Quote the entries from their first line through the line containing "front-camera-punch-hole: [87, 262, 117, 292]", including both of those lines.

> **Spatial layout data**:
* * *

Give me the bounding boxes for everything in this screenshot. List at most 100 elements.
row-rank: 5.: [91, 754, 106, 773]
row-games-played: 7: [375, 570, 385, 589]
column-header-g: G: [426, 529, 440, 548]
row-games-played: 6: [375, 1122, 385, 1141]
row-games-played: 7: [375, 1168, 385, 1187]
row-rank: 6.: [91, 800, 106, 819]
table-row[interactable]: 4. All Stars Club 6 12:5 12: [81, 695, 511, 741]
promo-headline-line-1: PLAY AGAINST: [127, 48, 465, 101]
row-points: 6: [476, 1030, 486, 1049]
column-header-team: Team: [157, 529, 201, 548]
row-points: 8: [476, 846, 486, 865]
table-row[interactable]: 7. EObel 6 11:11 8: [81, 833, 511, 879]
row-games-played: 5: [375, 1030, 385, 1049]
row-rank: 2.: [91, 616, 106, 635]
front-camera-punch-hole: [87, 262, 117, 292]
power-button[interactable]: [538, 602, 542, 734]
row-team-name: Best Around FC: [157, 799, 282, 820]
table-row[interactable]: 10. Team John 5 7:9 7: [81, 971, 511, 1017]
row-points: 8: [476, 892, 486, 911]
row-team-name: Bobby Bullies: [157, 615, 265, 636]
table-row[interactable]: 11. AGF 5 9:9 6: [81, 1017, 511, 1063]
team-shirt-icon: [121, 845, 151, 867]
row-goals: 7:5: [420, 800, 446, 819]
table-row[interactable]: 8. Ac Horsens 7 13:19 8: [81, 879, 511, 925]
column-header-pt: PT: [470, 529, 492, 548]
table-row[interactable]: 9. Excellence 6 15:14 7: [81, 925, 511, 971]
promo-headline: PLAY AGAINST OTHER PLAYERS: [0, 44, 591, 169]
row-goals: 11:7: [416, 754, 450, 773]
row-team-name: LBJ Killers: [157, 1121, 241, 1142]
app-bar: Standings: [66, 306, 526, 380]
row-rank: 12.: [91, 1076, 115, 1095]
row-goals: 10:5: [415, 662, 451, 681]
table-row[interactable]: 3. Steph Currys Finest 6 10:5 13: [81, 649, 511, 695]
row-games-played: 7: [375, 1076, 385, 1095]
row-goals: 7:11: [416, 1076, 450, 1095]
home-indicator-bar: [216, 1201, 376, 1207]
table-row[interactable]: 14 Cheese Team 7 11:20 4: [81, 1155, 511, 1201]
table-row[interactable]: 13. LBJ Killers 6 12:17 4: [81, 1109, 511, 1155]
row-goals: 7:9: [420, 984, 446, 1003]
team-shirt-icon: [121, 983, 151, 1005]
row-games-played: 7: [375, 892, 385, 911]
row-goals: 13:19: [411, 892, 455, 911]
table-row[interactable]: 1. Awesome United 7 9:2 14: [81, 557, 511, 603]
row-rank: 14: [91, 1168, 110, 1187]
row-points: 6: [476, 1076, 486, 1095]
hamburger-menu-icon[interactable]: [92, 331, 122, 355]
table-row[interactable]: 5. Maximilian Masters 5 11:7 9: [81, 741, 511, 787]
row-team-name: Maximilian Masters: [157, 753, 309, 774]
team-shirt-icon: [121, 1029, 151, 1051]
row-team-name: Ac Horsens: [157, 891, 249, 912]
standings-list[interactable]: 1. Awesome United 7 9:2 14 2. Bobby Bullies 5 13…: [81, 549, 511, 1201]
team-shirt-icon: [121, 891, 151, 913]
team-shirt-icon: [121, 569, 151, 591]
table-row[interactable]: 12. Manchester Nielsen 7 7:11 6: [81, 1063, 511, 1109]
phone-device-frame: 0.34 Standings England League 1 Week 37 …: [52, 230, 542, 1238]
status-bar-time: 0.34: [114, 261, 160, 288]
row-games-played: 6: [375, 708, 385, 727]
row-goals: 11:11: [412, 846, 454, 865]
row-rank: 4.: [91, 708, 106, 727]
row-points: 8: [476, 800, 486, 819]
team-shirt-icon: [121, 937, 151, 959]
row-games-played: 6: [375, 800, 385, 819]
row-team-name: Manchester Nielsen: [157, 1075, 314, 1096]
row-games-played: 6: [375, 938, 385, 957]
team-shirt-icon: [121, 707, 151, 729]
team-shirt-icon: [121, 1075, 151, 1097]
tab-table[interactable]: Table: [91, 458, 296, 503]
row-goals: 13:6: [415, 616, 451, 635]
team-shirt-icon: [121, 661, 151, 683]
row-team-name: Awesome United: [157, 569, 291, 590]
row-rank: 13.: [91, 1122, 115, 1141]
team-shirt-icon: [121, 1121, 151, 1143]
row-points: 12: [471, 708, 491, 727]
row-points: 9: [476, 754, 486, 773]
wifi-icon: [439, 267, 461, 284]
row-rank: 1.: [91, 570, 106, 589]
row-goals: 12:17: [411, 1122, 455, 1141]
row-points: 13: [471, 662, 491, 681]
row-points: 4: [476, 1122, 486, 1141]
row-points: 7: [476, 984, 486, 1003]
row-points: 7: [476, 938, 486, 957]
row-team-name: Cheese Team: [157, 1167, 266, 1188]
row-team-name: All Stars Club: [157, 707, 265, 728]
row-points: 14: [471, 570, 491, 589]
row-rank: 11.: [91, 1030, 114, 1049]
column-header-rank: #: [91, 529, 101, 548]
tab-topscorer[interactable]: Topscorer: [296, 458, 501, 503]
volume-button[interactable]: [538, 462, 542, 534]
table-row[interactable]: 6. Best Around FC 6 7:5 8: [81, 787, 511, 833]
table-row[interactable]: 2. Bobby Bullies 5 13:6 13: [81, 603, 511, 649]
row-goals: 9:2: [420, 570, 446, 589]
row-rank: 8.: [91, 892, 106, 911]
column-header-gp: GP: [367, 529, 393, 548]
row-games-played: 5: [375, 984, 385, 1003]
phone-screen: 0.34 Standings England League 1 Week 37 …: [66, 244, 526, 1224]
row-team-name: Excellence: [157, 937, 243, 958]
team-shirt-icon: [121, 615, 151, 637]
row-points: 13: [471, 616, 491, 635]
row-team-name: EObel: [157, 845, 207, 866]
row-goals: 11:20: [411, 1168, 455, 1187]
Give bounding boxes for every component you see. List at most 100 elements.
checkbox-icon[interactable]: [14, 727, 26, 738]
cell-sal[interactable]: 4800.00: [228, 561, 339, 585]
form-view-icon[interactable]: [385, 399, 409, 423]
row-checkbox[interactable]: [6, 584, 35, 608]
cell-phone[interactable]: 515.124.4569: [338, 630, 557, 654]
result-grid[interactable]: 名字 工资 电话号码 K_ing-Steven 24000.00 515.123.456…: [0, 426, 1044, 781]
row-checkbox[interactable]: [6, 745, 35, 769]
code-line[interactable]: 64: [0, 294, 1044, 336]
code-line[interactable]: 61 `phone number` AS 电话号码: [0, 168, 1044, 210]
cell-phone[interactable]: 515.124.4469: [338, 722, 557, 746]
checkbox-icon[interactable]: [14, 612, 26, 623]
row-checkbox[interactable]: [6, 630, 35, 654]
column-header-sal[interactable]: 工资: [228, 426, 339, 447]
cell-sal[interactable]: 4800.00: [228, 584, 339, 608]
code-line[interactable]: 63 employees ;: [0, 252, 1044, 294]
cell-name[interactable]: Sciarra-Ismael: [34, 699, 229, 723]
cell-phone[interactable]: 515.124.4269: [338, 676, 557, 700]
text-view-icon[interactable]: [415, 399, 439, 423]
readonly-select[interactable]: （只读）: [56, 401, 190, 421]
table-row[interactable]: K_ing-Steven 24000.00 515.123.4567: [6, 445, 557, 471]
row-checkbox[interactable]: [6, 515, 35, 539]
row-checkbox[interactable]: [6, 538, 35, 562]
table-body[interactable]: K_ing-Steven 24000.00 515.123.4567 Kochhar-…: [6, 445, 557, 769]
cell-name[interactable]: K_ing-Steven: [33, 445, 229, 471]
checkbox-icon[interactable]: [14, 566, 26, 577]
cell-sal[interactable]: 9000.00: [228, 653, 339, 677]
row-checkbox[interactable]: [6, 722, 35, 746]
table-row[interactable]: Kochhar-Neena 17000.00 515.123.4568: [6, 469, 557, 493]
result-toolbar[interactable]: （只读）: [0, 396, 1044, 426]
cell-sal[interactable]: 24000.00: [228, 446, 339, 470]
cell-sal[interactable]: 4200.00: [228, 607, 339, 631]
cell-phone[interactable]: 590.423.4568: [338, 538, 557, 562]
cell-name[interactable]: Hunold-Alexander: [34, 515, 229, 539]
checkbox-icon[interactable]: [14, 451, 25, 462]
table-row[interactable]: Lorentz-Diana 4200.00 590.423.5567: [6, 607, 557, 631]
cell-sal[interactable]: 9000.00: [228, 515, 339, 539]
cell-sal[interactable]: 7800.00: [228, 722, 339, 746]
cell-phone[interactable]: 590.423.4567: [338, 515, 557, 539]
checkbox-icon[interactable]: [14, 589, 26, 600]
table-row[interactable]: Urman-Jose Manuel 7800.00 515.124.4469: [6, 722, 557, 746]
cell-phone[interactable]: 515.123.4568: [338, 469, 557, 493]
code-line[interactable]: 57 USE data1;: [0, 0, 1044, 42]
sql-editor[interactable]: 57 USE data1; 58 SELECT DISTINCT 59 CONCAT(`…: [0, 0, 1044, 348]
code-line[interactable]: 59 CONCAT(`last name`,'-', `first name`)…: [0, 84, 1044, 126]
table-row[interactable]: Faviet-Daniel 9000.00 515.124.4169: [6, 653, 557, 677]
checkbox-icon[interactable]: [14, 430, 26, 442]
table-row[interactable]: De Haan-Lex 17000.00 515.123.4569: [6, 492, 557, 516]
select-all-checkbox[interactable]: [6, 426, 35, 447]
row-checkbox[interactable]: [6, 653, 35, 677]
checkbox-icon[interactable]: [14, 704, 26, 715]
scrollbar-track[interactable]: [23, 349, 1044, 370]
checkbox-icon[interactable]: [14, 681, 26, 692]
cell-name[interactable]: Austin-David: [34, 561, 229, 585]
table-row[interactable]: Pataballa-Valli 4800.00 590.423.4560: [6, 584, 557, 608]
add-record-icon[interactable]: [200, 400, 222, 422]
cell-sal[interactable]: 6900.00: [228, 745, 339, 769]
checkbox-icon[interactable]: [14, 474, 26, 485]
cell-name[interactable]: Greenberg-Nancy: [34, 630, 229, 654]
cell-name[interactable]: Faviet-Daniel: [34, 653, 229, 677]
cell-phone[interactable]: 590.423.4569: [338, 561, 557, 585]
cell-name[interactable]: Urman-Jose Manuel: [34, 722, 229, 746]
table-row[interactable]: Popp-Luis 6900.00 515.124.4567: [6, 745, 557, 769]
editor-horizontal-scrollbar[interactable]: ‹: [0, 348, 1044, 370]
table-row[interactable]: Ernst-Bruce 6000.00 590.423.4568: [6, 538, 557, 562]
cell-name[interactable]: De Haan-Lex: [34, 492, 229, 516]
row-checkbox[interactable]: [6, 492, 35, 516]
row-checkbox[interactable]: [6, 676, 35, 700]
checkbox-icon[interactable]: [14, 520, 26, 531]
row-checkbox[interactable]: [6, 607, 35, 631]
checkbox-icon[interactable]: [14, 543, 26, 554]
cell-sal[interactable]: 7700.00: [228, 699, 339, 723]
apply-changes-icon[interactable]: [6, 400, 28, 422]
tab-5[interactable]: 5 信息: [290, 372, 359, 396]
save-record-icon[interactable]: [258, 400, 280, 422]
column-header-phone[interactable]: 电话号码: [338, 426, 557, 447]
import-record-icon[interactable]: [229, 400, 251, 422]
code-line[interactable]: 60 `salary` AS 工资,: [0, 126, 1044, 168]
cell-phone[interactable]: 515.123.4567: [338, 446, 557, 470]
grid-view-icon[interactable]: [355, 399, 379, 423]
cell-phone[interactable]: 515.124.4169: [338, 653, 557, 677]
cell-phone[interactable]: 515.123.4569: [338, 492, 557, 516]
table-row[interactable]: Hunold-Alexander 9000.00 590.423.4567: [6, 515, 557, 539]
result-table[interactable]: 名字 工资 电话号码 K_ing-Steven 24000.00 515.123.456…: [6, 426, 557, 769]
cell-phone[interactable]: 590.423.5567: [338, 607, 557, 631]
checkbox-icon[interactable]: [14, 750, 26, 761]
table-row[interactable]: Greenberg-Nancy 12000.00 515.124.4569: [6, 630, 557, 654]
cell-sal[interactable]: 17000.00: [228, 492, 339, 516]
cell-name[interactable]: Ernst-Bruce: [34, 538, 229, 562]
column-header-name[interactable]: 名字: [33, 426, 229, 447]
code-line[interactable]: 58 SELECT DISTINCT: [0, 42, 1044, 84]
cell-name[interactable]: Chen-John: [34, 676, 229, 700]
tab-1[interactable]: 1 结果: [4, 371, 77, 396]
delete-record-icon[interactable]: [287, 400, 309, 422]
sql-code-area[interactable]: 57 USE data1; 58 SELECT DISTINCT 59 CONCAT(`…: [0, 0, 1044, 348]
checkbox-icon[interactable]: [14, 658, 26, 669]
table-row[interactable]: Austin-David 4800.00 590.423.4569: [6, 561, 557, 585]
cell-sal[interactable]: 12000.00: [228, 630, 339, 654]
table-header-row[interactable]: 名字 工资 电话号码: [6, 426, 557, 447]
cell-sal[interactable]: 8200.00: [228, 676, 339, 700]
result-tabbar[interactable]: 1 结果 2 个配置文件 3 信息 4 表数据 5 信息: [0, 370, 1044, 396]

* * *

> **Response**:
Give me the bounding boxes for everything in this screenshot. List at most 100 elements.
row-rank: 5.: [91, 754, 106, 773]
row-games-played: 7: [375, 570, 385, 589]
column-header-g: G: [426, 529, 440, 548]
row-games-played: 6: [375, 1122, 385, 1141]
row-games-played: 7: [375, 1168, 385, 1187]
row-rank: 6.: [91, 800, 106, 819]
table-row[interactable]: 4. All Stars Club 6 12:5 12: [81, 695, 511, 741]
promo-headline-line-1: PLAY AGAINST: [127, 48, 465, 101]
row-points: 6: [476, 1030, 486, 1049]
column-header-team: Team: [157, 529, 201, 548]
row-points: 8: [476, 846, 486, 865]
table-row[interactable]: 7. EObel 6 11:11 8: [81, 833, 511, 879]
row-games-played: 5: [375, 1030, 385, 1049]
row-rank: 2.: [91, 616, 106, 635]
front-camera-punch-hole: [87, 262, 117, 292]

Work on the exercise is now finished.